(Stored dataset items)
** begin **
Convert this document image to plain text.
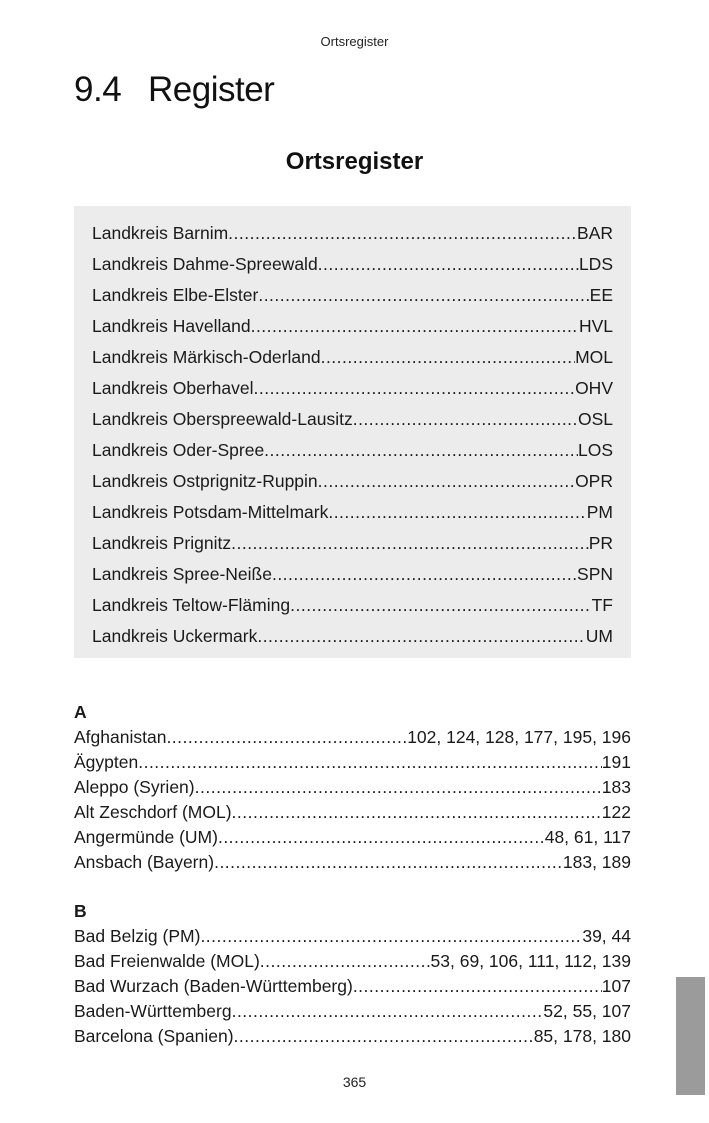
Ortsregister
9.4 Register
Ortsregister
Landkreis Barnim .....	BAR
Landkreis Dahme-Spreewald .....	LDS
Landkreis Elbe-Elster .....	EE
Landkreis Havelland .....	HVL
Landkreis Märkisch-Oderland .....	MOL
Landkreis Oberhavel .....	OHV
Landkreis Oberspreewald-Lausitz .....	OSL
Landkreis Oder-Spree .....	LOS
Landkreis Ostprignitz-Ruppin .....	OPR
Landkreis Potsdam-Mittelmark .....	PM
Landkreis Prignitz .....	PR
Landkreis Spree-Neiße .....	SPN
Landkreis Teltow-Fläming .....	TF
Landkreis Uckermark .....	UM
A
Afghanistan .....	102, 124, 128, 177, 195, 196
Ägypten .....	191
Aleppo (Syrien) .....	183
Alt Zeschdorf (MOL) .....	122
Angermünde (UM) .....	48, 61, 117
Ansbach (Bayern) .....	183, 189
B
Bad Belzig (PM) .....	39, 44
Bad Freienwalde (MOL) .....	53, 69, 106, 111, 112, 139
Bad Wurzach (Baden-Württemberg) .....	107
Baden-Württemberg .....	52, 55, 107
Barcelona (Spanien) .....	85, 178, 180
365
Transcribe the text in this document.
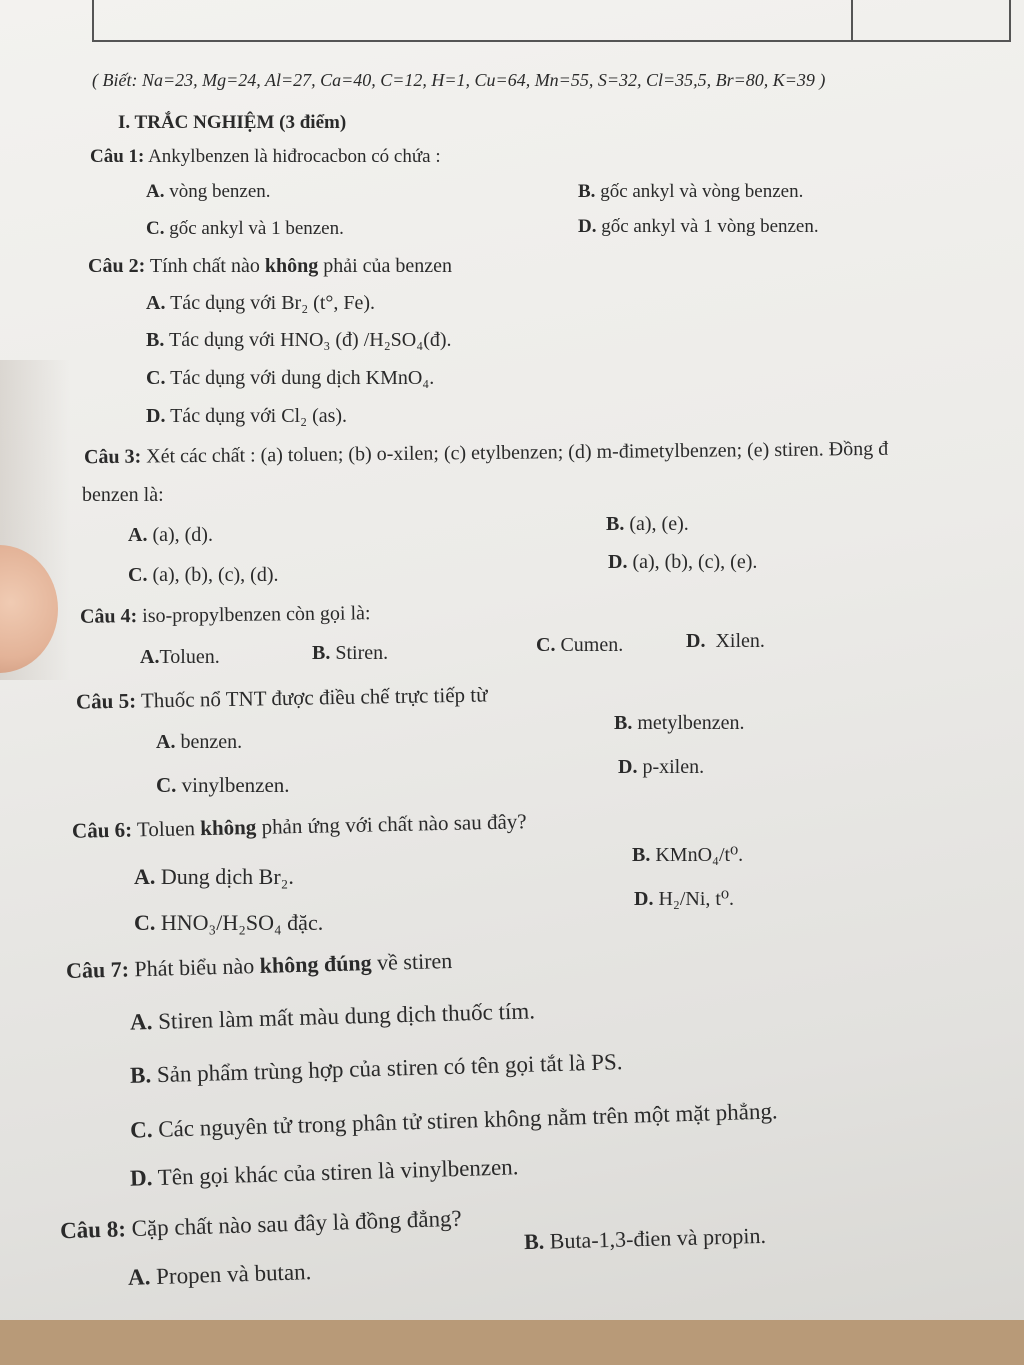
( Biết: Na=23, Mg=24, Al=27, Ca=40, C=12, H=1, Cu=64, Mn=55, S=32, Cl=35,5, Br=80, K=39 )
I. TRẮC NGHIỆM (3 điểm)
Câu 1: Ankylbenzen là hiđrocacbon có chứa :
A. vòng benzen.	B. gốc ankyl và vòng benzen.
C. gốc ankyl và 1 benzen.	D. gốc ankyl và 1 vòng benzen.
Câu 2: Tính chất nào không phải của benzen
A. Tác dụng với Br₂ (t°, Fe).
B. Tác dụng với HNO₃ (đ) /H₂SO₄(đ).
C. Tác dụng với dung dịch KMnO₄.
D. Tác dụng với Cl₂ (as).
Câu 3: Xét các chất : (a) toluen; (b) o-xilen; (c) etylbenzen; (d) m-đimetylbenzen; (e) stiren. Đồng đ
benzen là:
A. (a), (d).	B. (a), (e).
C. (a), (b), (c), (d).
D. (a), (b), (c), (e).
Câu 4: iso-propylbenzen còn gọi là:
A.Toluen.	B. Stiren.	C. Cumen.	D. Xilen.
Câu 5: Thuốc nổ TNT được điều chế trực tiếp từ
A. benzen.
B. metylbenzen.
C. vinylbenzen.
D. p-xilen.
Câu 6: Toluen không phản ứng với chất nào sau đây?
A. Dung dịch Br₂.
B. KMnO₄/t⁰.
C. HNO₃/H₂SO₄ đặc.
D. H₂/Ni, t⁰.
Câu 7: Phát biểu nào không đúng về stiren
A. Stiren làm mất màu dung dịch thuốc tím.
B. Sản phẩm trùng hợp của stiren có tên gọi tắt là PS.
C. Các nguyên tử trong phân tử stiren không nằm trên một mặt phẳng.
D. Tên gọi khác của stiren là vinylbenzen.
Câu 8: Cặp chất nào sau đây là đồng đẳng?
A. Propen và butan.
B. Buta-1,3-đien và propin.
** end **
Without the pictures, repeat all the records word for word.

Convert this document image to plain text.
Ortsregister
9.4 Register
Ortsregister
Landkreis Barnim .....	BAR
Landkreis Dahme-Spreewald .....	LDS
Landkreis Elbe-Elster .....	EE
Landkreis Havelland .....	HVL
Landkreis Märkisch-Oderland .....	MOL
Landkreis Oberhavel .....	OHV
Landkreis Oberspreewald-Lausitz .....	OSL
Landkreis Oder-Spree .....	LOS
Landkreis Ostprignitz-Ruppin .....	OPR
Landkreis Potsdam-Mittelmark .....	PM
Landkreis Prignitz .....	PR
Landkreis Spree-Neiße .....	SPN
Landkreis Teltow-Fläming .....	TF
Landkreis Uckermark .....	UM
A
Afghanistan .....	102, 124, 128, 177, 195, 196
Ägypten .....	191
Aleppo (Syrien) .....	183
Alt Zeschdorf (MOL) .....	122
Angermünde (UM) .....	48, 61, 117
Ansbach (Bayern) .....	183, 189
B
Bad Belzig (PM) .....	39, 44
Bad Freienwalde (MOL) .....	53, 69, 106, 111, 112, 139
Bad Wurzach (Baden-Württemberg) .....	107
Baden-Württemberg .....	52, 55, 107
Barcelona (Spanien) .....	85, 178, 180
365
Transcribe the text in this document.
( Biết: Na=23, Mg=24, Al=27, Ca=40, C=12, H=1, Cu=64, Mn=55, S=32, Cl=35,5, Br=80, K=39 )
I. TRẮC NGHIỆM (3 điểm)
Câu 1: Ankylbenzen là hiđrocacbon có chứa :
A. vòng benzen.	B. gốc ankyl và vòng benzen.
C. gốc ankyl và 1 benzen.	D. gốc ankyl và 1 vòng benzen.
Câu 2: Tính chất nào không phải của benzen
A. Tác dụng với Br₂ (t°, Fe).
B. Tác dụng với HNO₃ (đ) /H₂SO₄(đ).
C. Tác dụng với dung dịch KMnO₄.
D. Tác dụng với Cl₂ (as).
Câu 3: Xét các chất : (a) toluen; (b) o-xilen; (c) etylbenzen; (d) m-đimetylbenzen; (e) stiren. Đồng đ
benzen là:
A. (a), (d).	B. (a), (e).
C. (a), (b), (c), (d).
D. (a), (b), (c), (e).
Câu 4: iso-propylbenzen còn gọi là:
A.Toluen.	B. Stiren.	C. Cumen.	D. Xilen.
Câu 5: Thuốc nổ TNT được điều chế trực tiếp từ
A. benzen.
B. metylbenzen.
C. vinylbenzen.
D. p-xilen.
Câu 6: Toluen không phản ứng với chất nào sau đây?
A. Dung dịch Br₂.
B. KMnO₄/t⁰.
C. HNO₃/H₂SO₄ đặc.
D. H₂/Ni, t⁰.
Câu 7: Phát biểu nào không đúng về stiren
A. Stiren làm mất màu dung dịch thuốc tím.
B. Sản phẩm trùng hợp của stiren có tên gọi tắt là PS.
C. Các nguyên tử trong phân tử stiren không nằm trên một mặt phẳng.
D. Tên gọi khác của stiren là vinylbenzen.
Câu 8: Cặp chất nào sau đây là đồng đẳng?
A. Propen và butan.
B. Buta-1,3-đien và propin.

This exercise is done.